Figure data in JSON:
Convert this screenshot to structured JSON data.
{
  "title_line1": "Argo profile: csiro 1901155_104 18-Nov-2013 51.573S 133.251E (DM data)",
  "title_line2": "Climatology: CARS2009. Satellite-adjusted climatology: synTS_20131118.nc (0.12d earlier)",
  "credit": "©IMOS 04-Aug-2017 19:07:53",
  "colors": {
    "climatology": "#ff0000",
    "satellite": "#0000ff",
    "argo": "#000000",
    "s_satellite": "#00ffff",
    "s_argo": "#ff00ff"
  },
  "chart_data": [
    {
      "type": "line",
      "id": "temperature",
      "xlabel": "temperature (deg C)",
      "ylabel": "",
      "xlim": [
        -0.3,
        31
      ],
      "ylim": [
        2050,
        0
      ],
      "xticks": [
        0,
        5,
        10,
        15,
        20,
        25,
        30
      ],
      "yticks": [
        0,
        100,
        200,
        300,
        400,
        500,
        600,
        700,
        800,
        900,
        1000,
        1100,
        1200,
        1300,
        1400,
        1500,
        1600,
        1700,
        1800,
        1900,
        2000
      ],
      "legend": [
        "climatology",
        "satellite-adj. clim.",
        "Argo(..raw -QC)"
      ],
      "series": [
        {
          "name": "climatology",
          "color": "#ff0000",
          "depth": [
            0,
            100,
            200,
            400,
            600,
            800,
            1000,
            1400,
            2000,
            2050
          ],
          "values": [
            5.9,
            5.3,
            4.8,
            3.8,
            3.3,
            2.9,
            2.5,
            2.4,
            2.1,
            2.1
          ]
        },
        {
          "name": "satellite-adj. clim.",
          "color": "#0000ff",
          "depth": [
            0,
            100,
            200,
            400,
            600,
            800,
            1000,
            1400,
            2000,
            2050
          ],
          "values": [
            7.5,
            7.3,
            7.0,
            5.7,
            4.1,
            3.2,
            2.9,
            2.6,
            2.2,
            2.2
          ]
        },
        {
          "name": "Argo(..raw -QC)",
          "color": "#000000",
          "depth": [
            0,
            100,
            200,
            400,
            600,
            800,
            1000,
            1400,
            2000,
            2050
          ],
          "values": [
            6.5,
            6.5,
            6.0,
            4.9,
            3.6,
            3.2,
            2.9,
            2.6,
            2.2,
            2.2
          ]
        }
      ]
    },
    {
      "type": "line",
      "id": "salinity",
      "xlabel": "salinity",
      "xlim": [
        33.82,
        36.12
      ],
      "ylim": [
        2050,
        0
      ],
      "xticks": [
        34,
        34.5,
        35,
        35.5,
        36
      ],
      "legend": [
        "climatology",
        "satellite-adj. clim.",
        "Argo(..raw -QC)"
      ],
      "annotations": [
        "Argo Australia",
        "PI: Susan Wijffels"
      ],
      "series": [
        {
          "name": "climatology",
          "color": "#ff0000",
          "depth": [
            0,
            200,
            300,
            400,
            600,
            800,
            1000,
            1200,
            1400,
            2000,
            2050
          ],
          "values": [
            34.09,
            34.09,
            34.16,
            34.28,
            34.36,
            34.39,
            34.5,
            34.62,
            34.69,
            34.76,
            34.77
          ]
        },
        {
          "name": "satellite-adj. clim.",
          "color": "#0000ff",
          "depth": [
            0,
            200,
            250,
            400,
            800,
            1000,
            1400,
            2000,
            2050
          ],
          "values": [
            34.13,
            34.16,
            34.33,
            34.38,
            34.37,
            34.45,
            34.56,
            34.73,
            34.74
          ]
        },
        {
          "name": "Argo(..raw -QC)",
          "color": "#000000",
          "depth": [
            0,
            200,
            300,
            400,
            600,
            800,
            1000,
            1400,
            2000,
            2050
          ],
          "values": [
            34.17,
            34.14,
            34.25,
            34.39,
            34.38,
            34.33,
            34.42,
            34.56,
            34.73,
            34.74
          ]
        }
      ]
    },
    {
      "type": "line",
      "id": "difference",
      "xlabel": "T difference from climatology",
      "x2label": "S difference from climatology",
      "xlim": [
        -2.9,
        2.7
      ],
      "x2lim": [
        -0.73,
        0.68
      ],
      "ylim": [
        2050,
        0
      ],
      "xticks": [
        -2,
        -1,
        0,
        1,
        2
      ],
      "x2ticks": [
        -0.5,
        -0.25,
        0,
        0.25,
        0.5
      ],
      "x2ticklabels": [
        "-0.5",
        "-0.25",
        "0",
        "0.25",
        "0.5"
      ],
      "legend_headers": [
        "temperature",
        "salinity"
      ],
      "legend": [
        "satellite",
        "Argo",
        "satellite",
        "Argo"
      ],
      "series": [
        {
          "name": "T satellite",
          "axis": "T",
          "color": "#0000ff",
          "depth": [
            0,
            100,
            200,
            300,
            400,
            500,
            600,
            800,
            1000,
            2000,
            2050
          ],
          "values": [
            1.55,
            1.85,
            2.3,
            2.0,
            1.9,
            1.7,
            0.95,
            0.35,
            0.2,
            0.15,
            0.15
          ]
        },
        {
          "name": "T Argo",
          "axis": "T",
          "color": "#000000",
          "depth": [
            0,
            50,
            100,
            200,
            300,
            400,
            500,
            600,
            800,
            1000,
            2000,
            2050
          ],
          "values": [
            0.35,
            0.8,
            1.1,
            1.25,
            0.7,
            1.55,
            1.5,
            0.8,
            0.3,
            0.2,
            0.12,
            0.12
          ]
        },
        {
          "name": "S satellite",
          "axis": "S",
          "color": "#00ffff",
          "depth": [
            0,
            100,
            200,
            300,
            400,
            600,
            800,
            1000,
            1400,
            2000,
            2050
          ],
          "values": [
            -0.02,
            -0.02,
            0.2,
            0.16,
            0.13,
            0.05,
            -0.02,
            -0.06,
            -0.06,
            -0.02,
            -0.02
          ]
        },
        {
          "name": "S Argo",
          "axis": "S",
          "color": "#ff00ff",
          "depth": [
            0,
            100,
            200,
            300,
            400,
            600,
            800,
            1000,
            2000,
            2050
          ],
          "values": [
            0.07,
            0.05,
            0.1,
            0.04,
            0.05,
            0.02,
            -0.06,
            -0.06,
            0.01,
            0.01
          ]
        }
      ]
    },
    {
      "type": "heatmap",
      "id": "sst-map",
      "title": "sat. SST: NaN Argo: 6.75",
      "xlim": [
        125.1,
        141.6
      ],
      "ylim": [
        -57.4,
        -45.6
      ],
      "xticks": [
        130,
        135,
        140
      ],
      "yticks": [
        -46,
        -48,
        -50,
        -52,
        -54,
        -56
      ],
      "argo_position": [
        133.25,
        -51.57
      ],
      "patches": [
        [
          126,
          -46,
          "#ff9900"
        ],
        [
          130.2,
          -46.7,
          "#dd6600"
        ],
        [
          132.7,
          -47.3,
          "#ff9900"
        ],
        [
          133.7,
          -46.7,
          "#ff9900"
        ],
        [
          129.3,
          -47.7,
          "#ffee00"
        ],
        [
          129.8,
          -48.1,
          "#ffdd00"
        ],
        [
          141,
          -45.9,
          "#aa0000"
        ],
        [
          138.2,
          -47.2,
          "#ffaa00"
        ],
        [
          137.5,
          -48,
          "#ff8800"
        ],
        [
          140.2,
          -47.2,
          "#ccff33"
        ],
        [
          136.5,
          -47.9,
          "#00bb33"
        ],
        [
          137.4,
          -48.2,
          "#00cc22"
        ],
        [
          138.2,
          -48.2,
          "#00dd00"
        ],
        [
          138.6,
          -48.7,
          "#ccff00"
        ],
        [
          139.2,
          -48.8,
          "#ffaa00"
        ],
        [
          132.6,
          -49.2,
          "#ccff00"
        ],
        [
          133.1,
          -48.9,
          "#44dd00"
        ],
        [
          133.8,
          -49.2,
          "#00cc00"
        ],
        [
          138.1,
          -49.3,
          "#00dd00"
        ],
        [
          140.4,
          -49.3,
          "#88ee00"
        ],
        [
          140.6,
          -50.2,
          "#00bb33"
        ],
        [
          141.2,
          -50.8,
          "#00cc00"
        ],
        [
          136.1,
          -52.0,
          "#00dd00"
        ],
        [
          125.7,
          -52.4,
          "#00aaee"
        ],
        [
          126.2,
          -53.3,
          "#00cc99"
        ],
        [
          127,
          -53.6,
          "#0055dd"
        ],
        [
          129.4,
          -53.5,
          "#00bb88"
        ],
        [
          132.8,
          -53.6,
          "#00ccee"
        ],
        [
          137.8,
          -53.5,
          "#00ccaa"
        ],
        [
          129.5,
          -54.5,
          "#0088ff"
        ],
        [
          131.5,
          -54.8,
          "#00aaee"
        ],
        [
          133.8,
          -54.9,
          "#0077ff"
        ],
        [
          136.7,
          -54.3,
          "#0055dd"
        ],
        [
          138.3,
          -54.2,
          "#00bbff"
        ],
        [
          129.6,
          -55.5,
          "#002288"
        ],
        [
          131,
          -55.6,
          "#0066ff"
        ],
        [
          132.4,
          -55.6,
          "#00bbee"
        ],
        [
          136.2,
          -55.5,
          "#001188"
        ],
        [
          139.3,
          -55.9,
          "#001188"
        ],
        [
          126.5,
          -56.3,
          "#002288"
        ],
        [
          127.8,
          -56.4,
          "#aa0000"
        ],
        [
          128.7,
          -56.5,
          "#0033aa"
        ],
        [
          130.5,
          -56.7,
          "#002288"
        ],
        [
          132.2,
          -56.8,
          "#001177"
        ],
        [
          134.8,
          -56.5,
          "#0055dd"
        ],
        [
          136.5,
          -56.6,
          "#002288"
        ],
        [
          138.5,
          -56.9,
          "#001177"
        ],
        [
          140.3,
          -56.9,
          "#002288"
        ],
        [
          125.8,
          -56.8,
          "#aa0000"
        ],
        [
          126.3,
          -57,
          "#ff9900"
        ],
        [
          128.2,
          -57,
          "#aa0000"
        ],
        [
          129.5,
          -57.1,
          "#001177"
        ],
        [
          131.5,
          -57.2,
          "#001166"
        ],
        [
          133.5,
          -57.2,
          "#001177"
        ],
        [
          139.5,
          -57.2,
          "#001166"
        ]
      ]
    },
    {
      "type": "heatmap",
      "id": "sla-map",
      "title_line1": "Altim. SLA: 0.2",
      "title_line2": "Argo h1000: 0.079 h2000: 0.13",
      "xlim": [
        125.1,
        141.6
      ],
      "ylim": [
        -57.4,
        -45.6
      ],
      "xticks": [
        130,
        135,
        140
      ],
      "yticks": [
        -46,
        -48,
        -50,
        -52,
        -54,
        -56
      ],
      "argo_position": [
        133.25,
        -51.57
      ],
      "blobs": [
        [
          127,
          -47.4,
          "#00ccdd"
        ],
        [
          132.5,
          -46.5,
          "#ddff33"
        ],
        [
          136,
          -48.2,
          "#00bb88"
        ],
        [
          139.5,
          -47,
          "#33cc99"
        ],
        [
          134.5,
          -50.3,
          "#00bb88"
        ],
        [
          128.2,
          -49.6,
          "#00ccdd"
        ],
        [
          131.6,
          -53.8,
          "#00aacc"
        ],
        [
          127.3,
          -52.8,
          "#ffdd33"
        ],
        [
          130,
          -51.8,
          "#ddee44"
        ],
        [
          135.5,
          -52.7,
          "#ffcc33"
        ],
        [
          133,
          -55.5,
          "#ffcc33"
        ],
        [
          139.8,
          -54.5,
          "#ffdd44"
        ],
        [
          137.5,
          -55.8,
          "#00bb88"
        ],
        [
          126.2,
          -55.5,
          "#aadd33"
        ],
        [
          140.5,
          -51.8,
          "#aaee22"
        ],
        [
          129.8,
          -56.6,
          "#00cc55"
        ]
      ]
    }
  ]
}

The task: Scan the material above for the word "difference". Copy each line where it occurs.

Problem solution:
      "id": "difference",
      "xlabel": "T difference from climatology",
      "x2label": "S difference from climatology",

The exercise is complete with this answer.